(Recorded data)
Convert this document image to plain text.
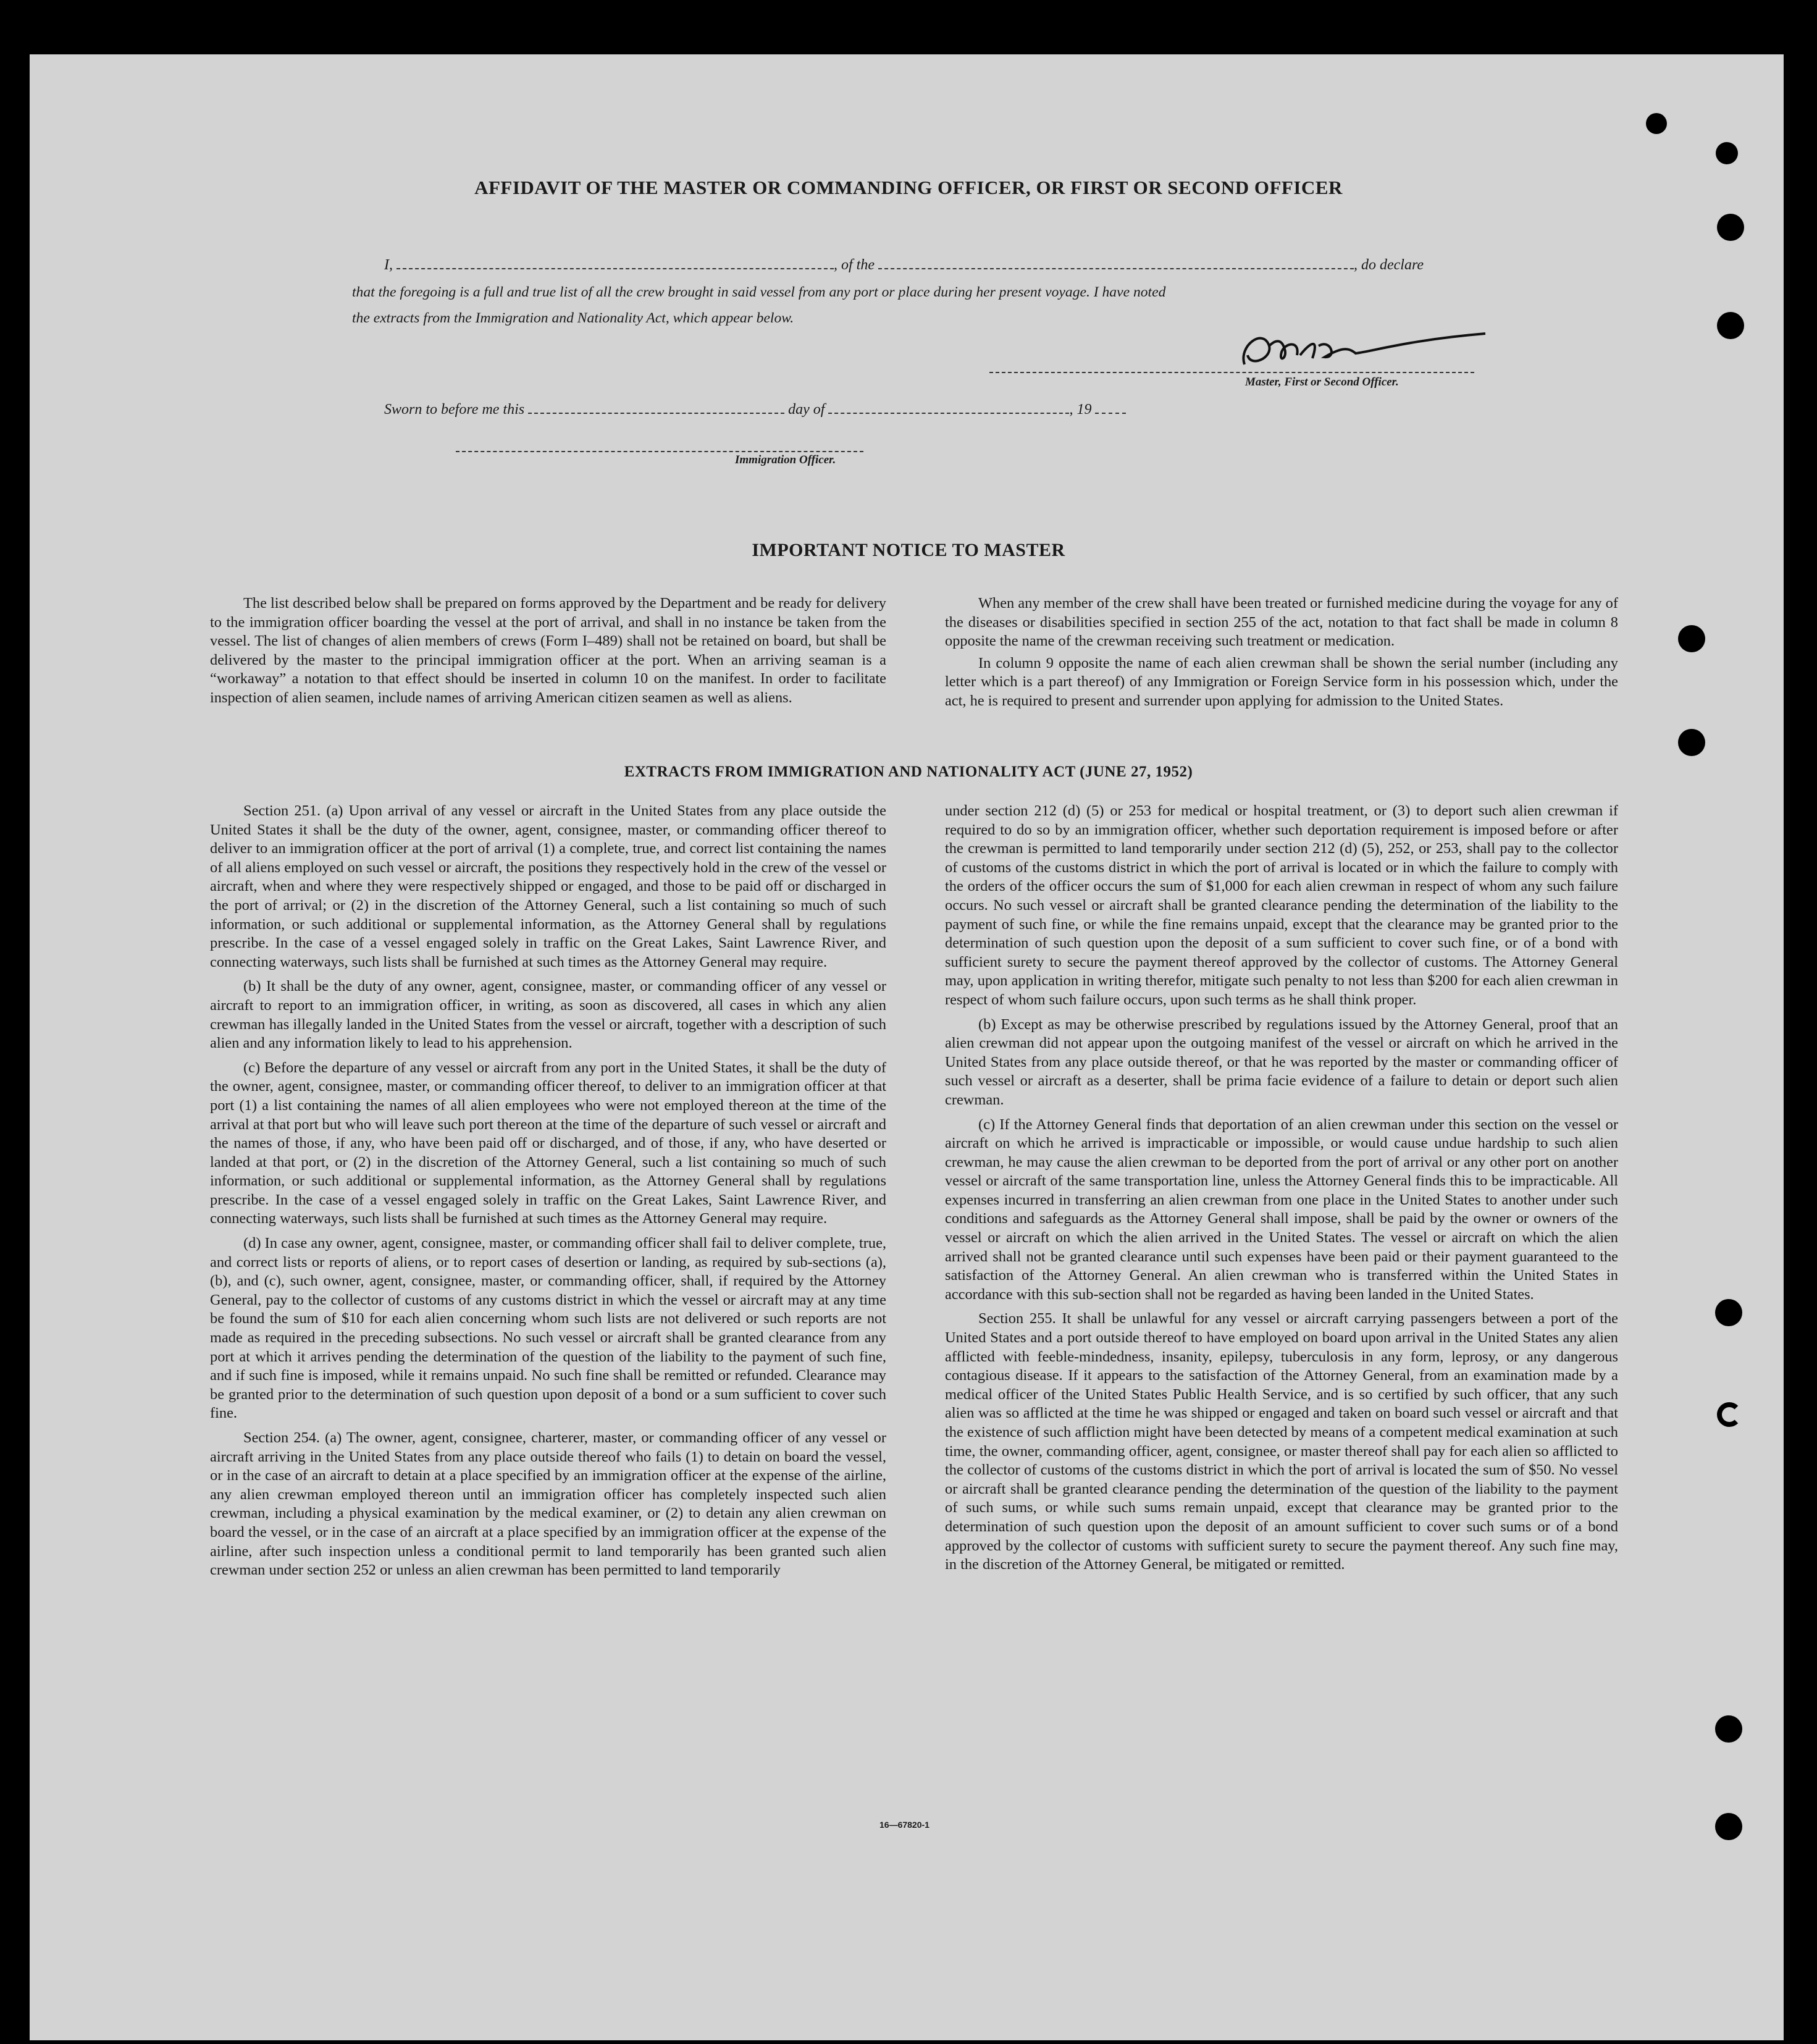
AFFIDAVIT OF THE MASTER OR COMMANDING OFFICER, OR FIRST OR SECOND OFFICER
I,	, of the	, do declare
that the foregoing is a full and true list of all the crew brought in said vessel from any port or place during her present voyage. I have noted
the extracts from the Immigration and Nationality Act, which appear below.
Master, First or Second Officer.
Sworn to before me this	day of	, 19
Immigration Officer.
IMPORTANT NOTICE TO MASTER

The list described below shall be prepared on forms approved by the Department and be ready for delivery to the immigration officer boarding the vessel at the port of arrival, and shall in no instance be taken from the vessel. The list of changes of alien members of crews (Form I–489) shall not be retained on board, but shall be delivered by the master to the principal immigration officer at the port. When an arriving seaman is a “workaway” a notation to that effect should be inserted in column 10 on the manifest. In order to facilitate inspection of alien seamen, include names of arriving American citizen seamen as well as aliens.

When any member of the crew shall have been treated or furnished medicine during the voyage for any of the diseases or disabilities specified in section 255 of the act, notation to that fact shall be made in column 8 opposite the name of the crewman receiving such treatment or medication.

In column 9 opposite the name of each alien crewman shall be shown the serial number (including any letter which is a part thereof) of any Immigration or Foreign Service form in his possession which, under the act, he is required to present and surrender upon applying for admission to the United States.

EXTRACTS FROM IMMIGRATION AND NATIONALITY ACT (JUNE 27, 1952)

Section 251. (a) Upon arrival of any vessel or aircraft in the United States from any place outside the United States it shall be the duty of the owner, agent, consignee, master, or commanding officer thereof to deliver to an immigration officer at the port of arrival (1) a complete, true, and correct list containing the names of all aliens employed on such vessel or aircraft, the positions they respectively hold in the crew of the vessel or aircraft, when and where they were respectively shipped or engaged, and those to be paid off or discharged in the port of arrival; or (2) in the discretion of the Attorney General, such a list containing so much of such information, or such additional or supplemental information, as the Attorney General shall by regulations prescribe. In the case of a vessel engaged solely in traffic on the Great Lakes, Saint Lawrence River, and connecting waterways, such lists shall be furnished at such times as the Attorney General may require.

(b) It shall be the duty of any owner, agent, consignee, master, or commanding officer of any vessel or aircraft to report to an immigration officer, in writing, as soon as discovered, all cases in which any alien crewman has illegally landed in the United States from the vessel or aircraft, together with a description of such alien and any information likely to lead to his apprehension.

(c) Before the departure of any vessel or aircraft from any port in the United States, it shall be the duty of the owner, agent, consignee, master, or commanding officer thereof, to deliver to an immigration officer at that port (1) a list containing the names of all alien employees who were not employed thereon at the time of the arrival at that port but who will leave such port thereon at the time of the departure of such vessel or aircraft and the names of those, if any, who have been paid off or discharged, and of those, if any, who have deserted or landed at that port, or (2) in the discretion of the Attorney General, such a list containing so much of such information, or such additional or supplemental information, as the Attorney General shall by regulations prescribe. In the case of a vessel engaged solely in traffic on the Great Lakes, Saint Lawrence River, and connecting waterways, such lists shall be furnished at such times as the Attorney General may require.

(d) In case any owner, agent, consignee, master, or commanding officer shall fail to deliver complete, true, and correct lists or reports of aliens, or to report cases of desertion or landing, as required by sub-sections (a), (b), and (c), such owner, agent, consignee, master, or commanding officer, shall, if required by the Attorney General, pay to the collector of customs of any customs district in which the vessel or aircraft may at any time be found the sum of $10 for each alien concerning whom such lists are not delivered or such reports are not made as required in the preceding subsections. No such vessel or aircraft shall be granted clearance from any port at which it arrives pending the determination of the question of the liability to the payment of such fine, and if such fine is imposed, while it remains unpaid. No such fine shall be remitted or refunded. Clearance may be granted prior to the determination of such question upon deposit of a bond or a sum sufficient to cover such fine.

Section 254. (a) The owner, agent, consignee, charterer, master, or commanding officer of any vessel or aircraft arriving in the United States from any place outside thereof who fails (1) to detain on board the vessel, or in the case of an aircraft to detain at a place specified by an immigration officer at the expense of the airline, any alien crewman employed thereon until an immigration officer has completely inspected such alien crewman, including a physical examination by the medical examiner, or (2) to detain any alien crewman on board the vessel, or in the case of an aircraft at a place specified by an immigration officer at the expense of the airline, after such inspection unless a conditional permit to land temporarily has been granted such alien crewman under section 252 or unless an alien crewman has been permitted to land temporarily

under section 212 (d) (5) or 253 for medical or hospital treatment, or (3) to deport such alien crewman if required to do so by an immigration officer, whether such deportation requirement is imposed before or after the crewman is permitted to land temporarily under section 212 (d) (5), 252, or 253, shall pay to the collector of customs of the customs district in which the port of arrival is located or in which the failure to comply with the orders of the officer occurs the sum of $1,000 for each alien crewman in respect of whom any such failure occurs. No such vessel or aircraft shall be granted clearance pending the determination of the liability to the payment of such fine, or while the fine remains unpaid, except that the clearance may be granted prior to the determination of such question upon the deposit of a sum sufficient to cover such fine, or of a bond with sufficient surety to secure the payment thereof approved by the collector of customs. The Attorney General may, upon application in writing therefor, mitigate such penalty to not less than $200 for each alien crewman in respect of whom such failure occurs, upon such terms as he shall think proper.

(b) Except as may be otherwise prescribed by regulations issued by the Attorney General, proof that an alien crewman did not appear upon the outgoing manifest of the vessel or aircraft on which he arrived in the United States from any place outside thereof, or that he was reported by the master or commanding officer of such vessel or aircraft as a deserter, shall be prima facie evidence of a failure to detain or deport such alien crewman.

(c) If the Attorney General finds that deportation of an alien crewman under this section on the vessel or aircraft on which he arrived is impracticable or impossible, or would cause undue hardship to such alien crewman, he may cause the alien crewman to be deported from the port of arrival or any other port on another vessel or aircraft of the same transportation line, unless the Attorney General finds this to be impracticable. All expenses incurred in transferring an alien crewman from one place in the United States to another under such conditions and safeguards as the Attorney General shall impose, shall be paid by the owner or owners of the vessel or aircraft on which the alien arrived in the United States. The vessel or aircraft on which the alien arrived shall not be granted clearance until such expenses have been paid or their payment guaranteed to the satisfaction of the Attorney General. An alien crewman who is transferred within the United States in accordance with this sub-section shall not be regarded as having been landed in the United States.

Section 255. It shall be unlawful for any vessel or aircraft carrying passengers between a port of the United States and a port outside thereof to have employed on board upon arrival in the United States any alien afflicted with feeble-mindedness, insanity, epilepsy, tuberculosis in any form, leprosy, or any dangerous contagious disease. If it appears to the satisfaction of the Attorney General, from an examination made by a medical officer of the United States Public Health Service, and is so certified by such officer, that any such alien was so afflicted at the time he was shipped or engaged and taken on board such vessel or aircraft and that the existence of such affliction might have been detected by means of a competent medical examination at such time, the owner, commanding officer, agent, consignee, or master thereof shall pay for each alien so afflicted to the collector of customs of the customs district in which the port of arrival is located the sum of $50. No vessel or aircraft shall be granted clearance pending the determination of the question of the liability to the payment of such sums, or while such sums remain unpaid, except that clearance may be granted prior to the determination of such question upon the deposit of an amount sufficient to cover such sums or of a bond approved by the collector of customs with sufficient surety to secure the payment thereof. Any such fine may, in the discretion of the Attorney General, be mitigated or remitted.

16—67820-1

**Goal:**
The records above must be echoed exactly, minus their pictures.

**Solution to the exercise:**
Convert this document image to plain text.
AFFIDAVIT OF THE MASTER OR COMMANDING OFFICER, OR FIRST OR SECOND OFFICER
I,	, of the	, do declare
that the foregoing is a full and true list of all the crew brought in said vessel from any port or place during her present voyage. I have noted
the extracts from the Immigration and Nationality Act, which appear below.
Master, First or Second Officer.
Sworn to before me this	day of	, 19
Immigration Officer.
IMPORTANT NOTICE TO MASTER

The list described below shall be prepared on forms approved by the Department and be ready for delivery to the immigration officer boarding the vessel at the port of arrival, and shall in no instance be taken from the vessel. The list of changes of alien members of crews (Form I–489) shall not be retained on board, but shall be delivered by the master to the principal immigration officer at the port. When an arriving seaman is a “workaway” a notation to that effect should be inserted in column 10 on the manifest. In order to facilitate inspection of alien seamen, include names of arriving American citizen seamen as well as aliens.

When any member of the crew shall have been treated or furnished medicine during the voyage for any of the diseases or disabilities specified in section 255 of the act, notation to that fact shall be made in column 8 opposite the name of the crewman receiving such treatment or medication.

In column 9 opposite the name of each alien crewman shall be shown the serial number (including any letter which is a part thereof) of any Immigration or Foreign Service form in his possession which, under the act, he is required to present and surrender upon applying for admission to the United States.

EXTRACTS FROM IMMIGRATION AND NATIONALITY ACT (JUNE 27, 1952)

Section 251. (a) Upon arrival of any vessel or aircraft in the United States from any place outside the United States it shall be the duty of the owner, agent, consignee, master, or commanding officer thereof to deliver to an immigration officer at the port of arrival (1) a complete, true, and correct list containing the names of all aliens employed on such vessel or aircraft, the positions they respectively hold in the crew of the vessel or aircraft, when and where they were respectively shipped or engaged, and those to be paid off or discharged in the port of arrival; or (2) in the discretion of the Attorney General, such a list containing so much of such information, or such additional or supplemental information, as the Attorney General shall by regulations prescribe. In the case of a vessel engaged solely in traffic on the Great Lakes, Saint Lawrence River, and connecting waterways, such lists shall be furnished at such times as the Attorney General may require.

(b) It shall be the duty of any owner, agent, consignee, master, or commanding officer of any vessel or aircraft to report to an immigration officer, in writing, as soon as discovered, all cases in which any alien crewman has illegally landed in the United States from the vessel or aircraft, together with a description of such alien and any information likely to lead to his apprehension.

(c) Before the departure of any vessel or aircraft from any port in the United States, it shall be the duty of the owner, agent, consignee, master, or commanding officer thereof, to deliver to an immigration officer at that port (1) a list containing the names of all alien employees who were not employed thereon at the time of the arrival at that port but who will leave such port thereon at the time of the departure of such vessel or aircraft and the names of those, if any, who have been paid off or discharged, and of those, if any, who have deserted or landed at that port, or (2) in the discretion of the Attorney General, such a list containing so much of such information, or such additional or supplemental information, as the Attorney General shall by regulations prescribe. In the case of a vessel engaged solely in traffic on the Great Lakes, Saint Lawrence River, and connecting waterways, such lists shall be furnished at such times as the Attorney General may require.

(d) In case any owner, agent, consignee, master, or commanding officer shall fail to deliver complete, true, and correct lists or reports of aliens, or to report cases of desertion or landing, as required by sub-sections (a), (b), and (c), such owner, agent, consignee, master, or commanding officer, shall, if required by the Attorney General, pay to the collector of customs of any customs district in which the vessel or aircraft may at any time be found the sum of $10 for each alien concerning whom such lists are not delivered or such reports are not made as required in the preceding subsections. No such vessel or aircraft shall be granted clearance from any port at which it arrives pending the determination of the question of the liability to the payment of such fine, and if such fine is imposed, while it remains unpaid. No such fine shall be remitted or refunded. Clearance may be granted prior to the determination of such question upon deposit of a bond or a sum sufficient to cover such fine.

Section 254. (a) The owner, agent, consignee, charterer, master, or commanding officer of any vessel or aircraft arriving in the United States from any place outside thereof who fails (1) to detain on board the vessel, or in the case of an aircraft to detain at a place specified by an immigration officer at the expense of the airline, any alien crewman employed thereon until an immigration officer has completely inspected such alien crewman, including a physical examination by the medical examiner, or (2) to detain any alien crewman on board the vessel, or in the case of an aircraft at a place specified by an immigration officer at the expense of the airline, after such inspection unless a conditional permit to land temporarily has been granted such alien crewman under section 252 or unless an alien crewman has been permitted to land temporarily

under section 212 (d) (5) or 253 for medical or hospital treatment, or (3) to deport such alien crewman if required to do so by an immigration officer, whether such deportation requirement is imposed before or after the crewman is permitted to land temporarily under section 212 (d) (5), 252, or 253, shall pay to the collector of customs of the customs district in which the port of arrival is located or in which the failure to comply with the orders of the officer occurs the sum of $1,000 for each alien crewman in respect of whom any such failure occurs. No such vessel or aircraft shall be granted clearance pending the determination of the liability to the payment of such fine, or while the fine remains unpaid, except that the clearance may be granted prior to the determination of such question upon the deposit of a sum sufficient to cover such fine, or of a bond with sufficient surety to secure the payment thereof approved by the collector of customs. The Attorney General may, upon application in writing therefor, mitigate such penalty to not less than $200 for each alien crewman in respect of whom such failure occurs, upon such terms as he shall think proper.

(b) Except as may be otherwise prescribed by regulations issued by the Attorney General, proof that an alien crewman did not appear upon the outgoing manifest of the vessel or aircraft on which he arrived in the United States from any place outside thereof, or that he was reported by the master or commanding officer of such vessel or aircraft as a deserter, shall be prima facie evidence of a failure to detain or deport such alien crewman.

(c) If the Attorney General finds that deportation of an alien crewman under this section on the vessel or aircraft on which he arrived is impracticable or impossible, or would cause undue hardship to such alien crewman, he may cause the alien crewman to be deported from the port of arrival or any other port on another vessel or aircraft of the same transportation line, unless the Attorney General finds this to be impracticable. All expenses incurred in transferring an alien crewman from one place in the United States to another under such conditions and safeguards as the Attorney General shall impose, shall be paid by the owner or owners of the vessel or aircraft on which the alien arrived in the United States. The vessel or aircraft on which the alien arrived shall not be granted clearance until such expenses have been paid or their payment guaranteed to the satisfaction of the Attorney General. An alien crewman who is transferred within the United States in accordance with this sub-section shall not be regarded as having been landed in the United States.

Section 255. It shall be unlawful for any vessel or aircraft carrying passengers between a port of the United States and a port outside thereof to have employed on board upon arrival in the United States any alien afflicted with feeble-mindedness, insanity, epilepsy, tuberculosis in any form, leprosy, or any dangerous contagious disease. If it appears to the satisfaction of the Attorney General, from an examination made by a medical officer of the United States Public Health Service, and is so certified by such officer, that any such alien was so afflicted at the time he was shipped or engaged and taken on board such vessel or aircraft and that the existence of such affliction might have been detected by means of a competent medical examination at such time, the owner, commanding officer, agent, consignee, or master thereof shall pay for each alien so afflicted to the collector of customs of the customs district in which the port of arrival is located the sum of $50. No vessel or aircraft shall be granted clearance pending the determination of the question of the liability to the payment of such sums, or while such sums remain unpaid, except that clearance may be granted prior to the determination of such question upon the deposit of an amount sufficient to cover such sums or of a bond approved by the collector of customs with sufficient surety to secure the payment thereof. Any such fine may, in the discretion of the Attorney General, be mitigated or remitted.

16—67820-1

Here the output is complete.